§ RECORDS:
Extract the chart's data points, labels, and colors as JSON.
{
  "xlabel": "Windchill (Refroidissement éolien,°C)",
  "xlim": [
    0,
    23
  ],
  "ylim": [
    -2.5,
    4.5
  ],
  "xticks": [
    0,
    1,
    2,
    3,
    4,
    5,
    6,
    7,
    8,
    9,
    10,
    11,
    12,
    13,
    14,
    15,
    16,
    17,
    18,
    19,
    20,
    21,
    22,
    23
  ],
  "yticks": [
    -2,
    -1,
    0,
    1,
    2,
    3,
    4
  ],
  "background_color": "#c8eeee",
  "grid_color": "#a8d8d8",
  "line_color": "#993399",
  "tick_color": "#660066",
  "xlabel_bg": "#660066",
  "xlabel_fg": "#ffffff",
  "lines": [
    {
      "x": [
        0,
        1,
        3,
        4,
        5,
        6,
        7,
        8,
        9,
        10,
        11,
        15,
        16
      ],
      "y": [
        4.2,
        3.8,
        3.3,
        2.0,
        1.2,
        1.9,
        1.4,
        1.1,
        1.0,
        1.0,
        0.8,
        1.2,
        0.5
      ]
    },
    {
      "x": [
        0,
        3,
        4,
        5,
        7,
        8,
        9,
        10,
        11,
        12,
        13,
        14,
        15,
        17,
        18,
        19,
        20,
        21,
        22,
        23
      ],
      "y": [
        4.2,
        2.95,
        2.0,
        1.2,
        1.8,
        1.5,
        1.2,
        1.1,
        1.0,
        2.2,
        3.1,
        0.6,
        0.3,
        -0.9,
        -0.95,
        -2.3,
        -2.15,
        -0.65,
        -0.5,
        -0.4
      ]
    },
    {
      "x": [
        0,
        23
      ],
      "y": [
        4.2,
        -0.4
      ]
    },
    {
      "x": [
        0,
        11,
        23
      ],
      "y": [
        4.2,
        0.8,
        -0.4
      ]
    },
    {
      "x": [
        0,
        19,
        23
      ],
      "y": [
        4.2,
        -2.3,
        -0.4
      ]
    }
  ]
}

§ EXERCISE AIM: Each line in the material above must be retyped without alteration.

§ FINAL RESULT:
Extract the chart's data points, labels, and colors as JSON.
{
  "xlabel": "Windchill (Refroidissement éolien,°C)",
  "xlim": [
    0,
    23
  ],
  "ylim": [
    -2.5,
    4.5
  ],
  "xticks": [
    0,
    1,
    2,
    3,
    4,
    5,
    6,
    7,
    8,
    9,
    10,
    11,
    12,
    13,
    14,
    15,
    16,
    17,
    18,
    19,
    20,
    21,
    22,
    23
  ],
  "yticks": [
    -2,
    -1,
    0,
    1,
    2,
    3,
    4
  ],
  "background_color": "#c8eeee",
  "grid_color": "#a8d8d8",
  "line_color": "#993399",
  "tick_color": "#660066",
  "xlabel_bg": "#660066",
  "xlabel_fg": "#ffffff",
  "lines": [
    {
      "x": [
        0,
        1,
        3,
        4,
        5,
        6,
        7,
        8,
        9,
        10,
        11,
        15,
        16
      ],
      "y": [
        4.2,
        3.8,
        3.3,
        2.0,
        1.2,
        1.9,
        1.4,
        1.1,
        1.0,
        1.0,
        0.8,
        1.2,
        0.5
      ]
    },
    {
      "x": [
        0,
        3,
        4,
        5,
        7,
        8,
        9,
        10,
        11,
        12,
        13,
        14,
        15,
        17,
        18,
        19,
        20,
        21,
        22,
        23
      ],
      "y": [
        4.2,
        2.95,
        2.0,
        1.2,
        1.8,
        1.5,
        1.2,
        1.1,
        1.0,
        2.2,
        3.1,
        0.6,
        0.3,
        -0.9,
        -0.95,
        -2.3,
        -2.15,
        -0.65,
        -0.5,
        -0.4
      ]
    },
    {
      "x": [
        0,
        23
      ],
      "y": [
        4.2,
        -0.4
      ]
    },
    {
      "x": [
        0,
        11,
        23
      ],
      "y": [
        4.2,
        0.8,
        -0.4
      ]
    },
    {
      "x": [
        0,
        19,
        23
      ],
      "y": [
        4.2,
        -2.3,
        -0.4
      ]
    }
  ]
}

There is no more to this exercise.